TASK OBJECTIVE:
Every record must appear in your copy exactly as written, with no pictures.

(Items from a data source)
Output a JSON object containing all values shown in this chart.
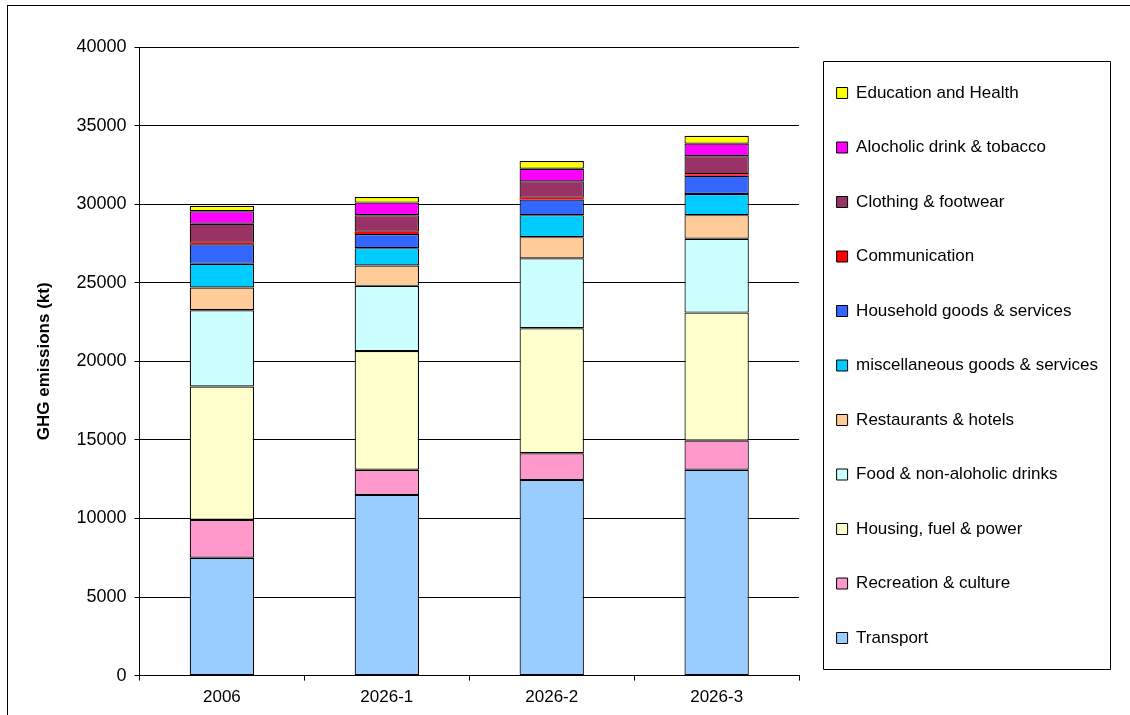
{
  "chart_data": {
    "type": "bar",
    "stacked": true,
    "ylabel": "GHG emissions (kt)",
    "categories": [
      "2006",
      "2026-1",
      "2026-2",
      "2026-3"
    ],
    "ylim": [
      0,
      40000
    ],
    "yticks": [
      0,
      5000,
      10000,
      15000,
      20000,
      25000,
      30000,
      35000,
      40000
    ],
    "grid": "y",
    "legend": "right",
    "series": [
      {
        "name": "Transport",
        "color": "#99ccff",
        "values": [
          7500,
          11500,
          12450,
          13100
        ]
      },
      {
        "name": "Recreation & culture",
        "color": "#ff99cc",
        "values": [
          2400,
          1600,
          1700,
          1850
        ]
      },
      {
        "name": "Housing, fuel & power",
        "color": "#ffffcc",
        "values": [
          8500,
          7550,
          7950,
          8150
        ]
      },
      {
        "name": "Food & non-aloholic drinks",
        "color": "#ccffff",
        "values": [
          4850,
          4150,
          4450,
          4700
        ]
      },
      {
        "name": "Restaurants & hotels",
        "color": "#ffcc99",
        "values": [
          1450,
          1300,
          1350,
          1500
        ]
      },
      {
        "name": "miscellaneous goods & services",
        "color": "#00ccff",
        "values": [
          1500,
          1100,
          1400,
          1350
        ]
      },
      {
        "name": "Household goods & services",
        "color": "#3366ff",
        "values": [
          1250,
          900,
          1000,
          1150
        ]
      },
      {
        "name": "Communication",
        "color": "#ff0000",
        "values": [
          100,
          150,
          100,
          100
        ]
      },
      {
        "name": "Clothing & footwear",
        "color": "#993366",
        "values": [
          1200,
          1050,
          1050,
          1150
        ]
      },
      {
        "name": "Alocholic drink & tobacco",
        "color": "#ff00ff",
        "values": [
          800,
          800,
          800,
          800
        ]
      },
      {
        "name": "Education and Health",
        "color": "#ffff00",
        "values": [
          350,
          350,
          500,
          500
        ]
      }
    ]
  }
}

COMPLETED EXERCISE:
Output a JSON object containing all values shown in this chart.
{
  "chart_data": {
    "type": "bar",
    "stacked": true,
    "ylabel": "GHG emissions (kt)",
    "categories": [
      "2006",
      "2026-1",
      "2026-2",
      "2026-3"
    ],
    "ylim": [
      0,
      40000
    ],
    "yticks": [
      0,
      5000,
      10000,
      15000,
      20000,
      25000,
      30000,
      35000,
      40000
    ],
    "grid": "y",
    "legend": "right",
    "series": [
      {
        "name": "Transport",
        "color": "#99ccff",
        "values": [
          7500,
          11500,
          12450,
          13100
        ]
      },
      {
        "name": "Recreation & culture",
        "color": "#ff99cc",
        "values": [
          2400,
          1600,
          1700,
          1850
        ]
      },
      {
        "name": "Housing, fuel & power",
        "color": "#ffffcc",
        "values": [
          8500,
          7550,
          7950,
          8150
        ]
      },
      {
        "name": "Food & non-aloholic drinks",
        "color": "#ccffff",
        "values": [
          4850,
          4150,
          4450,
          4700
        ]
      },
      {
        "name": "Restaurants & hotels",
        "color": "#ffcc99",
        "values": [
          1450,
          1300,
          1350,
          1500
        ]
      },
      {
        "name": "miscellaneous goods & services",
        "color": "#00ccff",
        "values": [
          1500,
          1100,
          1400,
          1350
        ]
      },
      {
        "name": "Household goods & services",
        "color": "#3366ff",
        "values": [
          1250,
          900,
          1000,
          1150
        ]
      },
      {
        "name": "Communication",
        "color": "#ff0000",
        "values": [
          100,
          150,
          100,
          100
        ]
      },
      {
        "name": "Clothing & footwear",
        "color": "#993366",
        "values": [
          1200,
          1050,
          1050,
          1150
        ]
      },
      {
        "name": "Alocholic drink & tobacco",
        "color": "#ff00ff",
        "values": [
          800,
          800,
          800,
          800
        ]
      },
      {
        "name": "Education and Health",
        "color": "#ffff00",
        "values": [
          350,
          350,
          500,
          500
        ]
      }
    ]
  }
}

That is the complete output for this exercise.